▶ **WHAT NEEDS TO BE DONE**:
Repeat the listing below in full, exactly as it stands.

▶ **DATASET RECORDS**:

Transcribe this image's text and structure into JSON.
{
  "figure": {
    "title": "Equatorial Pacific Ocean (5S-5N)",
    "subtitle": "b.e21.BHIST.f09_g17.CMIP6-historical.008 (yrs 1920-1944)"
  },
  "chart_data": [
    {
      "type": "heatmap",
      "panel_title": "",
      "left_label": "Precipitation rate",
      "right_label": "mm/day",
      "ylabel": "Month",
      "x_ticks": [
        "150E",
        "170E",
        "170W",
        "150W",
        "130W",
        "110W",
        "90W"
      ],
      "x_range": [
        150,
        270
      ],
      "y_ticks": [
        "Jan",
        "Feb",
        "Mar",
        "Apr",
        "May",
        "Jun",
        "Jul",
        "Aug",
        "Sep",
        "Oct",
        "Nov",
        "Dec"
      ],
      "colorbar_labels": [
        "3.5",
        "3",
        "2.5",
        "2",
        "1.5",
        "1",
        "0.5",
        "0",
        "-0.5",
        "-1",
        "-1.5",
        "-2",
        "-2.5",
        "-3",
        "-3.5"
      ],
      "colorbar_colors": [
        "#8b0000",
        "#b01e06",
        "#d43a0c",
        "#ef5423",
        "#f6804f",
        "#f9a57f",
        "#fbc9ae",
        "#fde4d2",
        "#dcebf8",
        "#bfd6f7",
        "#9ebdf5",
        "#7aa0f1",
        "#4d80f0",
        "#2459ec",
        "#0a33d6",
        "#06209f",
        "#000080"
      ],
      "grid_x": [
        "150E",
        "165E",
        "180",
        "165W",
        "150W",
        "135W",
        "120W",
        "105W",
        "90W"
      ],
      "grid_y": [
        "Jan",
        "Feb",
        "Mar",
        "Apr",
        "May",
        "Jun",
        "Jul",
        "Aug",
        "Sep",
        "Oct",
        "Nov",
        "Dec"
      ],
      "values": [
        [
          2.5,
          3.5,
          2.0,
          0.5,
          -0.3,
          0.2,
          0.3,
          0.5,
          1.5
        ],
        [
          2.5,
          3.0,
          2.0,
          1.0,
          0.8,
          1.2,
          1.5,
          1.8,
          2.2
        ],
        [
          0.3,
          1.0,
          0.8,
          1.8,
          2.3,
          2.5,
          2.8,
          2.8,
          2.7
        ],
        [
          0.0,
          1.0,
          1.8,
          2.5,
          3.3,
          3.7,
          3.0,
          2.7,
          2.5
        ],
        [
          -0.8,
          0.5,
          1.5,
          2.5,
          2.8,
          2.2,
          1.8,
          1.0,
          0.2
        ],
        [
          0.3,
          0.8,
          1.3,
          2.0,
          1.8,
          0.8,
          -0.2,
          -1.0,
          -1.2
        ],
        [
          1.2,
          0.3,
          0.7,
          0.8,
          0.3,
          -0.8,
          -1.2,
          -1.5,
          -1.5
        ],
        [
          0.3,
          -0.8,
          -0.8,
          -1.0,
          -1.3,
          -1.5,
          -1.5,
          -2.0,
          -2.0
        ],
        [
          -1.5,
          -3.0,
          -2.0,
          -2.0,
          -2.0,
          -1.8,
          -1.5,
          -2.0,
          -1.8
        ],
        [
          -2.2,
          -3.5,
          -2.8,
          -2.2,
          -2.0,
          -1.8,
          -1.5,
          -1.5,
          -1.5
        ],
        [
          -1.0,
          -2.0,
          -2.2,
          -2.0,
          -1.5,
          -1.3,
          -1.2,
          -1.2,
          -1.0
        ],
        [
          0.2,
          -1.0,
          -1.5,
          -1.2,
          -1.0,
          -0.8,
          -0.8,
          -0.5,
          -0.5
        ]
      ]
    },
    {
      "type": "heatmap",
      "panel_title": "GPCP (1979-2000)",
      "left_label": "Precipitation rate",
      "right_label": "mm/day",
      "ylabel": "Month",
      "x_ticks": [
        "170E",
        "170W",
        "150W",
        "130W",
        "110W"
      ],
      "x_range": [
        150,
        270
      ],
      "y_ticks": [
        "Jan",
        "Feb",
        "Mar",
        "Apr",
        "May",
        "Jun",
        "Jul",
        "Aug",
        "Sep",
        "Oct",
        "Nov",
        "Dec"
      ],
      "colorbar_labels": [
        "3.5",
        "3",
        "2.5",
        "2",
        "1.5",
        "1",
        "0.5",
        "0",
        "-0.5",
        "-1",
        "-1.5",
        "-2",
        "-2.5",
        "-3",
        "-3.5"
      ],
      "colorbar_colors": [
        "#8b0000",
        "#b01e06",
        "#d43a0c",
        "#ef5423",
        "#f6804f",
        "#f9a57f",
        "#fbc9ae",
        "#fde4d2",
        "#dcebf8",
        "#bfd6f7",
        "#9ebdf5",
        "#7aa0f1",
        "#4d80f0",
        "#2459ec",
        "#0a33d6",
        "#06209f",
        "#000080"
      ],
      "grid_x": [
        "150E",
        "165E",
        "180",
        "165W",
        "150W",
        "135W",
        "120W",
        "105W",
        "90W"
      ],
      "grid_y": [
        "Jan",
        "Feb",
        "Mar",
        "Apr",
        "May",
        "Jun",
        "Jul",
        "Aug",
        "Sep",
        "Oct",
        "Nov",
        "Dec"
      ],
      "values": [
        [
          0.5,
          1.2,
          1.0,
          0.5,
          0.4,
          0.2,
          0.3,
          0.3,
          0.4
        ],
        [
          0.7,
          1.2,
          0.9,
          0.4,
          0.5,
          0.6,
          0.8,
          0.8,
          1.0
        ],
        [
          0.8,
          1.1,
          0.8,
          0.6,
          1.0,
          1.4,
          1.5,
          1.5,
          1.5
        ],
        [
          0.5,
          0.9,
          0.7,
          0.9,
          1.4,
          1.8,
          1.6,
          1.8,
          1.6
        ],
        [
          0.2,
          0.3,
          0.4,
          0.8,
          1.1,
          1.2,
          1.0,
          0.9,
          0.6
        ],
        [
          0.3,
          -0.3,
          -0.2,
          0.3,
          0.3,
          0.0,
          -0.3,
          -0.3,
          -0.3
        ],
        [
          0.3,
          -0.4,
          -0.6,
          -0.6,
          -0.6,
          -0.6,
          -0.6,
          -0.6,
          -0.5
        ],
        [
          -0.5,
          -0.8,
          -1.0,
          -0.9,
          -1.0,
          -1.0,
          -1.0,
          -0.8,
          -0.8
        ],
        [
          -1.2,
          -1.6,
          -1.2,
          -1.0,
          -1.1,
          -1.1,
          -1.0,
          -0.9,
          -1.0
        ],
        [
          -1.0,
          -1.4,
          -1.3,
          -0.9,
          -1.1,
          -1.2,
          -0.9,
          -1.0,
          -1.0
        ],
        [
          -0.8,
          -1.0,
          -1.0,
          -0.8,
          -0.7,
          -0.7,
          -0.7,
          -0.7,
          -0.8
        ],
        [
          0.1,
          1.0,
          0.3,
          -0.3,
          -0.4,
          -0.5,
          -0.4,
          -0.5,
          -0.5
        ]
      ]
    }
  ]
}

▶ **TASK ANSWER**:
Transcribe this image's text and structure into JSON.
{
  "figure": {
    "title": "Equatorial Pacific Ocean (5S-5N)",
    "subtitle": "b.e21.BHIST.f09_g17.CMIP6-historical.008 (yrs 1920-1944)"
  },
  "chart_data": [
    {
      "type": "heatmap",
      "panel_title": "",
      "left_label": "Precipitation rate",
      "right_label": "mm/day",
      "ylabel": "Month",
      "x_ticks": [
        "150E",
        "170E",
        "170W",
        "150W",
        "130W",
        "110W",
        "90W"
      ],
      "x_range": [
        150,
        270
      ],
      "y_ticks": [
        "Jan",
        "Feb",
        "Mar",
        "Apr",
        "May",
        "Jun",
        "Jul",
        "Aug",
        "Sep",
        "Oct",
        "Nov",
        "Dec"
      ],
      "colorbar_labels": [
        "3.5",
        "3",
        "2.5",
        "2",
        "1.5",
        "1",
        "0.5",
        "0",
        "-0.5",
        "-1",
        "-1.5",
        "-2",
        "-2.5",
        "-3",
        "-3.5"
      ],
      "colorbar_colors": [
        "#8b0000",
        "#b01e06",
        "#d43a0c",
        "#ef5423",
        "#f6804f",
        "#f9a57f",
        "#fbc9ae",
        "#fde4d2",
        "#dcebf8",
        "#bfd6f7",
        "#9ebdf5",
        "#7aa0f1",
        "#4d80f0",
        "#2459ec",
        "#0a33d6",
        "#06209f",
        "#000080"
      ],
      "grid_x": [
        "150E",
        "165E",
        "180",
        "165W",
        "150W",
        "135W",
        "120W",
        "105W",
        "90W"
      ],
      "grid_y": [
        "Jan",
        "Feb",
        "Mar",
        "Apr",
        "May",
        "Jun",
        "Jul",
        "Aug",
        "Sep",
        "Oct",
        "Nov",
        "Dec"
      ],
      "values": [
        [
          2.5,
          3.5,
          2.0,
          0.5,
          -0.3,
          0.2,
          0.3,
          0.5,
          1.5
        ],
        [
          2.5,
          3.0,
          2.0,
          1.0,
          0.8,
          1.2,
          1.5,
          1.8,
          2.2
        ],
        [
          0.3,
          1.0,
          0.8,
          1.8,
          2.3,
          2.5,
          2.8,
          2.8,
          2.7
        ],
        [
          0.0,
          1.0,
          1.8,
          2.5,
          3.3,
          3.7,
          3.0,
          2.7,
          2.5
        ],
        [
          -0.8,
          0.5,
          1.5,
          2.5,
          2.8,
          2.2,
          1.8,
          1.0,
          0.2
        ],
        [
          0.3,
          0.8,
          1.3,
          2.0,
          1.8,
          0.8,
          -0.2,
          -1.0,
          -1.2
        ],
        [
          1.2,
          0.3,
          0.7,
          0.8,
          0.3,
          -0.8,
          -1.2,
          -1.5,
          -1.5
        ],
        [
          0.3,
          -0.8,
          -0.8,
          -1.0,
          -1.3,
          -1.5,
          -1.5,
          -2.0,
          -2.0
        ],
        [
          -1.5,
          -3.0,
          -2.0,
          -2.0,
          -2.0,
          -1.8,
          -1.5,
          -2.0,
          -1.8
        ],
        [
          -2.2,
          -3.5,
          -2.8,
          -2.2,
          -2.0,
          -1.8,
          -1.5,
          -1.5,
          -1.5
        ],
        [
          -1.0,
          -2.0,
          -2.2,
          -2.0,
          -1.5,
          -1.3,
          -1.2,
          -1.2,
          -1.0
        ],
        [
          0.2,
          -1.0,
          -1.5,
          -1.2,
          -1.0,
          -0.8,
          -0.8,
          -0.5,
          -0.5
        ]
      ]
    },
    {
      "type": "heatmap",
      "panel_title": "GPCP (1979-2000)",
      "left_label": "Precipitation rate",
      "right_label": "mm/day",
      "ylabel": "Month",
      "x_ticks": [
        "170E",
        "170W",
        "150W",
        "130W",
        "110W"
      ],
      "x_range": [
        150,
        270
      ],
      "y_ticks": [
        "Jan",
        "Feb",
        "Mar",
        "Apr",
        "May",
        "Jun",
        "Jul",
        "Aug",
        "Sep",
        "Oct",
        "Nov",
        "Dec"
      ],
      "colorbar_labels": [
        "3.5",
        "3",
        "2.5",
        "2",
        "1.5",
        "1",
        "0.5",
        "0",
        "-0.5",
        "-1",
        "-1.5",
        "-2",
        "-2.5",
        "-3",
        "-3.5"
      ],
      "colorbar_colors": [
        "#8b0000",
        "#b01e06",
        "#d43a0c",
        "#ef5423",
        "#f6804f",
        "#f9a57f",
        "#fbc9ae",
        "#fde4d2",
        "#dcebf8",
        "#bfd6f7",
        "#9ebdf5",
        "#7aa0f1",
        "#4d80f0",
        "#2459ec",
        "#0a33d6",
        "#06209f",
        "#000080"
      ],
      "grid_x": [
        "150E",
        "165E",
        "180",
        "165W",
        "150W",
        "135W",
        "120W",
        "105W",
        "90W"
      ],
      "grid_y": [
        "Jan",
        "Feb",
        "Mar",
        "Apr",
        "May",
        "Jun",
        "Jul",
        "Aug",
        "Sep",
        "Oct",
        "Nov",
        "Dec"
      ],
      "values": [
        [
          0.5,
          1.2,
          1.0,
          0.5,
          0.4,
          0.2,
          0.3,
          0.3,
          0.4
        ],
        [
          0.7,
          1.2,
          0.9,
          0.4,
          0.5,
          0.6,
          0.8,
          0.8,
          1.0
        ],
        [
          0.8,
          1.1,
          0.8,
          0.6,
          1.0,
          1.4,
          1.5,
          1.5,
          1.5
        ],
        [
          0.5,
          0.9,
          0.7,
          0.9,
          1.4,
          1.8,
          1.6,
          1.8,
          1.6
        ],
        [
          0.2,
          0.3,
          0.4,
          0.8,
          1.1,
          1.2,
          1.0,
          0.9,
          0.6
        ],
        [
          0.3,
          -0.3,
          -0.2,
          0.3,
          0.3,
          0.0,
          -0.3,
          -0.3,
          -0.3
        ],
        [
          0.3,
          -0.4,
          -0.6,
          -0.6,
          -0.6,
          -0.6,
          -0.6,
          -0.6,
          -0.5
        ],
        [
          -0.5,
          -0.8,
          -1.0,
          -0.9,
          -1.0,
          -1.0,
          -1.0,
          -0.8,
          -0.8
        ],
        [
          -1.2,
          -1.6,
          -1.2,
          -1.0,
          -1.1,
          -1.1,
          -1.0,
          -0.9,
          -1.0
        ],
        [
          -1.0,
          -1.4,
          -1.3,
          -0.9,
          -1.1,
          -1.2,
          -0.9,
          -1.0,
          -1.0
        ],
        [
          -0.8,
          -1.0,
          -1.0,
          -0.8,
          -0.7,
          -0.7,
          -0.7,
          -0.7,
          -0.8
        ],
        [
          0.1,
          1.0,
          0.3,
          -0.3,
          -0.4,
          -0.5,
          -0.4,
          -0.5,
          -0.5
        ]
      ]
    }
  ]
}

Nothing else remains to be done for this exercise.